- _GOAL OF THE EXERCISE_:
Copy the data exactly as it appears, and do not include any pictures.

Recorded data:
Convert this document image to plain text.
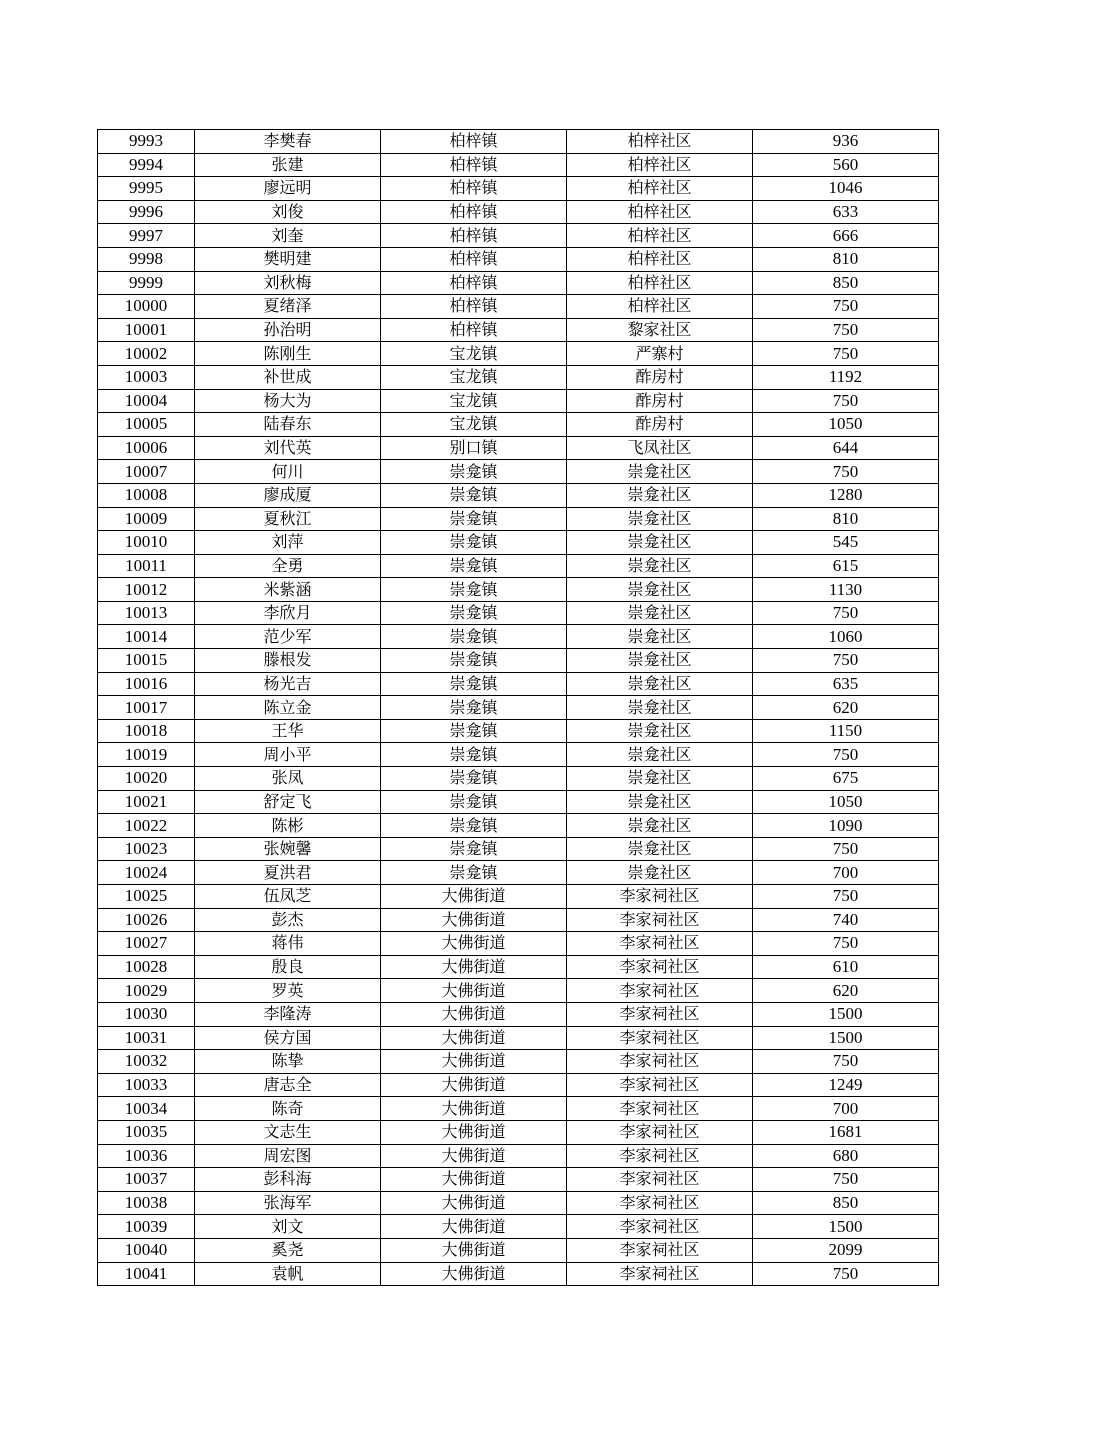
9993	李樊春	柏梓镇	柏梓社区	936
9994	张建	柏梓镇	柏梓社区	560
9995	廖远明	柏梓镇	柏梓社区	1046
9996	刘俊	柏梓镇	柏梓社区	633
9997	刘奎	柏梓镇	柏梓社区	666
9998	樊明建	柏梓镇	柏梓社区	810
9999	刘秋梅	柏梓镇	柏梓社区	850
10000	夏绪泽	柏梓镇	柏梓社区	750
10001	孙治明	柏梓镇	黎家社区	750
10002	陈刚生	宝龙镇	严寨村	750
10003	补世成	宝龙镇	酢房村	1192
10004	杨大为	宝龙镇	酢房村	750
10005	陆春东	宝龙镇	酢房村	1050
10006	刘代英	别口镇	飞凤社区	644
10007	何川	崇龛镇	崇龛社区	750
10008	廖成厦	崇龛镇	崇龛社区	1280
10009	夏秋江	崇龛镇	崇龛社区	810
10010	刘萍	崇龛镇	崇龛社区	545
10011	全勇	崇龛镇	崇龛社区	615
10012	米紫涵	崇龛镇	崇龛社区	1130
10013	李欣月	崇龛镇	崇龛社区	750
10014	范少军	崇龛镇	崇龛社区	1060
10015	滕根发	崇龛镇	崇龛社区	750
10016	杨光吉	崇龛镇	崇龛社区	635
10017	陈立金	崇龛镇	崇龛社区	620
10018	王华	崇龛镇	崇龛社区	1150
10019	周小平	崇龛镇	崇龛社区	750
10020	张凤	崇龛镇	崇龛社区	675
10021	舒定飞	崇龛镇	崇龛社区	1050
10022	陈彬	崇龛镇	崇龛社区	1090
10023	张婉馨	崇龛镇	崇龛社区	750
10024	夏洪君	崇龛镇	崇龛社区	700
10025	伍凤芝	大佛街道	李家祠社区	750
10026	彭杰	大佛街道	李家祠社区	740
10027	蒋伟	大佛街道	李家祠社区	750
10028	殷良	大佛街道	李家祠社区	610
10029	罗英	大佛街道	李家祠社区	620
10030	李隆涛	大佛街道	李家祠社区	1500
10031	侯方国	大佛街道	李家祠社区	1500
10032	陈挚	大佛街道	李家祠社区	750
10033	唐志全	大佛街道	李家祠社区	1249
10034	陈奇	大佛街道	李家祠社区	700
10035	文志生	大佛街道	李家祠社区	1681
10036	周宏图	大佛街道	李家祠社区	680
10037	彭科海	大佛街道	李家祠社区	750
10038	张海军	大佛街道	李家祠社区	850
10039	刘文	大佛街道	李家祠社区	1500
10040	奚尧	大佛街道	李家祠社区	2099
10041	袁帆	大佛街道	李家祠社区	750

- _RESULT OF THIS TASK_:
Convert this document image to plain text.
9993	李樊春	柏梓镇	柏梓社区	936
9994	张建	柏梓镇	柏梓社区	560
9995	廖远明	柏梓镇	柏梓社区	1046
9996	刘俊	柏梓镇	柏梓社区	633
9997	刘奎	柏梓镇	柏梓社区	666
9998	樊明建	柏梓镇	柏梓社区	810
9999	刘秋梅	柏梓镇	柏梓社区	850
10000	夏绪泽	柏梓镇	柏梓社区	750
10001	孙治明	柏梓镇	黎家社区	750
10002	陈刚生	宝龙镇	严寨村	750
10003	补世成	宝龙镇	酢房村	1192
10004	杨大为	宝龙镇	酢房村	750
10005	陆春东	宝龙镇	酢房村	1050
10006	刘代英	别口镇	飞凤社区	644
10007	何川	崇龛镇	崇龛社区	750
10008	廖成厦	崇龛镇	崇龛社区	1280
10009	夏秋江	崇龛镇	崇龛社区	810
10010	刘萍	崇龛镇	崇龛社区	545
10011	全勇	崇龛镇	崇龛社区	615
10012	米紫涵	崇龛镇	崇龛社区	1130
10013	李欣月	崇龛镇	崇龛社区	750
10014	范少军	崇龛镇	崇龛社区	1060
10015	滕根发	崇龛镇	崇龛社区	750
10016	杨光吉	崇龛镇	崇龛社区	635
10017	陈立金	崇龛镇	崇龛社区	620
10018	王华	崇龛镇	崇龛社区	1150
10019	周小平	崇龛镇	崇龛社区	750
10020	张凤	崇龛镇	崇龛社区	675
10021	舒定飞	崇龛镇	崇龛社区	1050
10022	陈彬	崇龛镇	崇龛社区	1090
10023	张婉馨	崇龛镇	崇龛社区	750
10024	夏洪君	崇龛镇	崇龛社区	700
10025	伍凤芝	大佛街道	李家祠社区	750
10026	彭杰	大佛街道	李家祠社区	740
10027	蒋伟	大佛街道	李家祠社区	750
10028	殷良	大佛街道	李家祠社区	610
10029	罗英	大佛街道	李家祠社区	620
10030	李隆涛	大佛街道	李家祠社区	1500
10031	侯方国	大佛街道	李家祠社区	1500
10032	陈挚	大佛街道	李家祠社区	750
10033	唐志全	大佛街道	李家祠社区	1249
10034	陈奇	大佛街道	李家祠社区	700
10035	文志生	大佛街道	李家祠社区	1681
10036	周宏图	大佛街道	李家祠社区	680
10037	彭科海	大佛街道	李家祠社区	750
10038	张海军	大佛街道	李家祠社区	850
10039	刘文	大佛街道	李家祠社区	1500
10040	奚尧	大佛街道	李家祠社区	2099
10041	袁帆	大佛街道	李家祠社区	750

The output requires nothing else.